(Data entries for graphics)
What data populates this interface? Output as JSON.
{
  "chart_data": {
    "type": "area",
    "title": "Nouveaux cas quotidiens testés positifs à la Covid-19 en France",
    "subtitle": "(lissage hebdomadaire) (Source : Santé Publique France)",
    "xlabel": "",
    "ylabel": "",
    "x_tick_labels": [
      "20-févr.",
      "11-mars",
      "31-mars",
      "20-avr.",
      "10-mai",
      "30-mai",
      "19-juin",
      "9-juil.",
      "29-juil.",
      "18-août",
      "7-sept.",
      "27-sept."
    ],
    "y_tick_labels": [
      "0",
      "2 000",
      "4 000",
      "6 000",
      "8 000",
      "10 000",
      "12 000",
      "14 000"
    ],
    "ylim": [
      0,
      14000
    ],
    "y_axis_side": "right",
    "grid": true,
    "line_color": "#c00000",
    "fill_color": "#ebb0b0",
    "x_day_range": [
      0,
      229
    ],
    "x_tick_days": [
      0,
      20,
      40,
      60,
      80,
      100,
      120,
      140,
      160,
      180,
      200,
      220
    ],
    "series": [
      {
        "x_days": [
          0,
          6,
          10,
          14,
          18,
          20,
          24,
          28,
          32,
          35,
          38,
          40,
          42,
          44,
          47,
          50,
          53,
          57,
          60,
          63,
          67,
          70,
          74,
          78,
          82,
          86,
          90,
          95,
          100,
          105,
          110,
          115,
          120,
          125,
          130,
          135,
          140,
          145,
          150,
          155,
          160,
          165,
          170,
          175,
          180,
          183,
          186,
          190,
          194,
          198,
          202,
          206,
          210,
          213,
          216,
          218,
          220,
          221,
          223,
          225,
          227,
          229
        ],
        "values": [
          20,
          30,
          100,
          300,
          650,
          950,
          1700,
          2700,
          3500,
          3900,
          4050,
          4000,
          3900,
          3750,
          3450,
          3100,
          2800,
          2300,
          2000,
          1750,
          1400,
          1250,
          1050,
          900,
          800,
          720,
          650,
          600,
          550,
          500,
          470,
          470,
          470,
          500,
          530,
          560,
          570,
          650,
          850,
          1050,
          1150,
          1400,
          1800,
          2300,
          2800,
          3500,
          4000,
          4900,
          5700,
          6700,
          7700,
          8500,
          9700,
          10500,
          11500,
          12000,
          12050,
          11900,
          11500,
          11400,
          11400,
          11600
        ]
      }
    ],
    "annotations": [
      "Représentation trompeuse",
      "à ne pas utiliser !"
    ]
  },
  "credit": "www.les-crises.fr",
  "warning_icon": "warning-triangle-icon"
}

## DIRECTIVE
Repeat the data verbatim.

## WRITTEN ANSWER
What data populates this interface? Output as JSON.
{
  "chart_data": {
    "type": "area",
    "title": "Nouveaux cas quotidiens testés positifs à la Covid-19 en France",
    "subtitle": "(lissage hebdomadaire) (Source : Santé Publique France)",
    "xlabel": "",
    "ylabel": "",
    "x_tick_labels": [
      "20-févr.",
      "11-mars",
      "31-mars",
      "20-avr.",
      "10-mai",
      "30-mai",
      "19-juin",
      "9-juil.",
      "29-juil.",
      "18-août",
      "7-sept.",
      "27-sept."
    ],
    "y_tick_labels": [
      "0",
      "2 000",
      "4 000",
      "6 000",
      "8 000",
      "10 000",
      "12 000",
      "14 000"
    ],
    "ylim": [
      0,
      14000
    ],
    "y_axis_side": "right",
    "grid": true,
    "line_color": "#c00000",
    "fill_color": "#ebb0b0",
    "x_day_range": [
      0,
      229
    ],
    "x_tick_days": [
      0,
      20,
      40,
      60,
      80,
      100,
      120,
      140,
      160,
      180,
      200,
      220
    ],
    "series": [
      {
        "x_days": [
          0,
          6,
          10,
          14,
          18,
          20,
          24,
          28,
          32,
          35,
          38,
          40,
          42,
          44,
          47,
          50,
          53,
          57,
          60,
          63,
          67,
          70,
          74,
          78,
          82,
          86,
          90,
          95,
          100,
          105,
          110,
          115,
          120,
          125,
          130,
          135,
          140,
          145,
          150,
          155,
          160,
          165,
          170,
          175,
          180,
          183,
          186,
          190,
          194,
          198,
          202,
          206,
          210,
          213,
          216,
          218,
          220,
          221,
          223,
          225,
          227,
          229
        ],
        "values": [
          20,
          30,
          100,
          300,
          650,
          950,
          1700,
          2700,
          3500,
          3900,
          4050,
          4000,
          3900,
          3750,
          3450,
          3100,
          2800,
          2300,
          2000,
          1750,
          1400,
          1250,
          1050,
          900,
          800,
          720,
          650,
          600,
          550,
          500,
          470,
          470,
          470,
          500,
          530,
          560,
          570,
          650,
          850,
          1050,
          1150,
          1400,
          1800,
          2300,
          2800,
          3500,
          4000,
          4900,
          5700,
          6700,
          7700,
          8500,
          9700,
          10500,
          11500,
          12000,
          12050,
          11900,
          11500,
          11400,
          11400,
          11600
        ]
      }
    ],
    "annotations": [
      "Représentation trompeuse",
      "à ne pas utiliser !"
    ]
  },
  "credit": "www.les-crises.fr",
  "warning_icon": "warning-triangle-icon"
}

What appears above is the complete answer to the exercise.